[Aim of the exercise]:
Write out the listing in full, matching it word for word.
[START Source records]
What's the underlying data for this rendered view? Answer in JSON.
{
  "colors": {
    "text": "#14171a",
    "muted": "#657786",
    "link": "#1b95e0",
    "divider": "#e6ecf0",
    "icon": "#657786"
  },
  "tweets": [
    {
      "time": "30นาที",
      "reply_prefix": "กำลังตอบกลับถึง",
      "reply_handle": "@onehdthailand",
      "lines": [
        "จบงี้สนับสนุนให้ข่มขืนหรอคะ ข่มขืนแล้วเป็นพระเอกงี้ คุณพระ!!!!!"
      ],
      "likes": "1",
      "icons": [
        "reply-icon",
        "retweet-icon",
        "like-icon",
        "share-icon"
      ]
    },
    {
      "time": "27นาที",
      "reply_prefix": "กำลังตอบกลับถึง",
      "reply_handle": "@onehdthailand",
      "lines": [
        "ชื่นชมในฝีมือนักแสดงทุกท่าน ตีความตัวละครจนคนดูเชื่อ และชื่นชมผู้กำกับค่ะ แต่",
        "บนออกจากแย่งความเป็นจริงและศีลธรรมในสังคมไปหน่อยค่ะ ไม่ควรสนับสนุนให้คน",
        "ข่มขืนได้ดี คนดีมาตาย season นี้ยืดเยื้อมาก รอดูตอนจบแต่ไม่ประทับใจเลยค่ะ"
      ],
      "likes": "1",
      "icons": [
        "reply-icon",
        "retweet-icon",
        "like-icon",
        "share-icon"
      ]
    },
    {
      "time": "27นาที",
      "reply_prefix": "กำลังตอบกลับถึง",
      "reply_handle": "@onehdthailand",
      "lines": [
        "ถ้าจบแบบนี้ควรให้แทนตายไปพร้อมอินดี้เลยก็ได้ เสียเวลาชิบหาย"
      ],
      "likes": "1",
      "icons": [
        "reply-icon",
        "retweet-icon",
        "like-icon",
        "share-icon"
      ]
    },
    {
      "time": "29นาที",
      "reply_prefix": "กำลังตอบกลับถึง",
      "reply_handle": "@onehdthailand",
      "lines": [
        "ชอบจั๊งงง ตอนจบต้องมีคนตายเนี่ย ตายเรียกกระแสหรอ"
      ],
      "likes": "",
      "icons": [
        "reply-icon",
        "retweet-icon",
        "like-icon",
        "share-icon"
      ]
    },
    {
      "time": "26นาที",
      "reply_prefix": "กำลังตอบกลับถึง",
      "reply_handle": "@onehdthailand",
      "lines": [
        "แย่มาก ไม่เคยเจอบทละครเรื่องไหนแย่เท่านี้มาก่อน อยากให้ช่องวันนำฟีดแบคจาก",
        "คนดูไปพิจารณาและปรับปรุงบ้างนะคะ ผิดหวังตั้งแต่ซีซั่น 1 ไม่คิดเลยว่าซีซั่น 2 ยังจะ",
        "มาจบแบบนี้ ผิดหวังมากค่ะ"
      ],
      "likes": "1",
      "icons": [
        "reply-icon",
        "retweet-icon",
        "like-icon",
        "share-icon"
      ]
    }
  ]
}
[END Source records]
[Expected answer]:
What's the underlying data for this rendered view? Answer in JSON.
{
  "colors": {
    "text": "#14171a",
    "muted": "#657786",
    "link": "#1b95e0",
    "divider": "#e6ecf0",
    "icon": "#657786"
  },
  "tweets": [
    {
      "time": "30นาที",
      "reply_prefix": "กำลังตอบกลับถึง",
      "reply_handle": "@onehdthailand",
      "lines": [
        "จบงี้สนับสนุนให้ข่มขืนหรอคะ ข่มขืนแล้วเป็นพระเอกงี้ คุณพระ!!!!!"
      ],
      "likes": "1",
      "icons": [
        "reply-icon",
        "retweet-icon",
        "like-icon",
        "share-icon"
      ]
    },
    {
      "time": "27นาที",
      "reply_prefix": "กำลังตอบกลับถึง",
      "reply_handle": "@onehdthailand",
      "lines": [
        "ชื่นชมในฝีมือนักแสดงทุกท่าน ตีความตัวละครจนคนดูเชื่อ และชื่นชมผู้กำกับค่ะ แต่",
        "บนออกจากแย่งความเป็นจริงและศีลธรรมในสังคมไปหน่อยค่ะ ไม่ควรสนับสนุนให้คน",
        "ข่มขืนได้ดี คนดีมาตาย season นี้ยืดเยื้อมาก รอดูตอนจบแต่ไม่ประทับใจเลยค่ะ"
      ],
      "likes": "1",
      "icons": [
        "reply-icon",
        "retweet-icon",
        "like-icon",
        "share-icon"
      ]
    },
    {
      "time": "27นาที",
      "reply_prefix": "กำลังตอบกลับถึง",
      "reply_handle": "@onehdthailand",
      "lines": [
        "ถ้าจบแบบนี้ควรให้แทนตายไปพร้อมอินดี้เลยก็ได้ เสียเวลาชิบหาย"
      ],
      "likes": "1",
      "icons": [
        "reply-icon",
        "retweet-icon",
        "like-icon",
        "share-icon"
      ]
    },
    {
      "time": "29นาที",
      "reply_prefix": "กำลังตอบกลับถึง",
      "reply_handle": "@onehdthailand",
      "lines": [
        "ชอบจั๊งงง ตอนจบต้องมีคนตายเนี่ย ตายเรียกกระแสหรอ"
      ],
      "likes": "",
      "icons": [
        "reply-icon",
        "retweet-icon",
        "like-icon",
        "share-icon"
      ]
    },
    {
      "time": "26นาที",
      "reply_prefix": "กำลังตอบกลับถึง",
      "reply_handle": "@onehdthailand",
      "lines": [
        "แย่มาก ไม่เคยเจอบทละครเรื่องไหนแย่เท่านี้มาก่อน อยากให้ช่องวันนำฟีดแบคจาก",
        "คนดูไปพิจารณาและปรับปรุงบ้างนะคะ ผิดหวังตั้งแต่ซีซั่น 1 ไม่คิดเลยว่าซีซั่น 2 ยังจะ",
        "มาจบแบบนี้ ผิดหวังมากค่ะ"
      ],
      "likes": "1",
      "icons": [
        "reply-icon",
        "retweet-icon",
        "like-icon",
        "share-icon"
      ]
    }
  ]
}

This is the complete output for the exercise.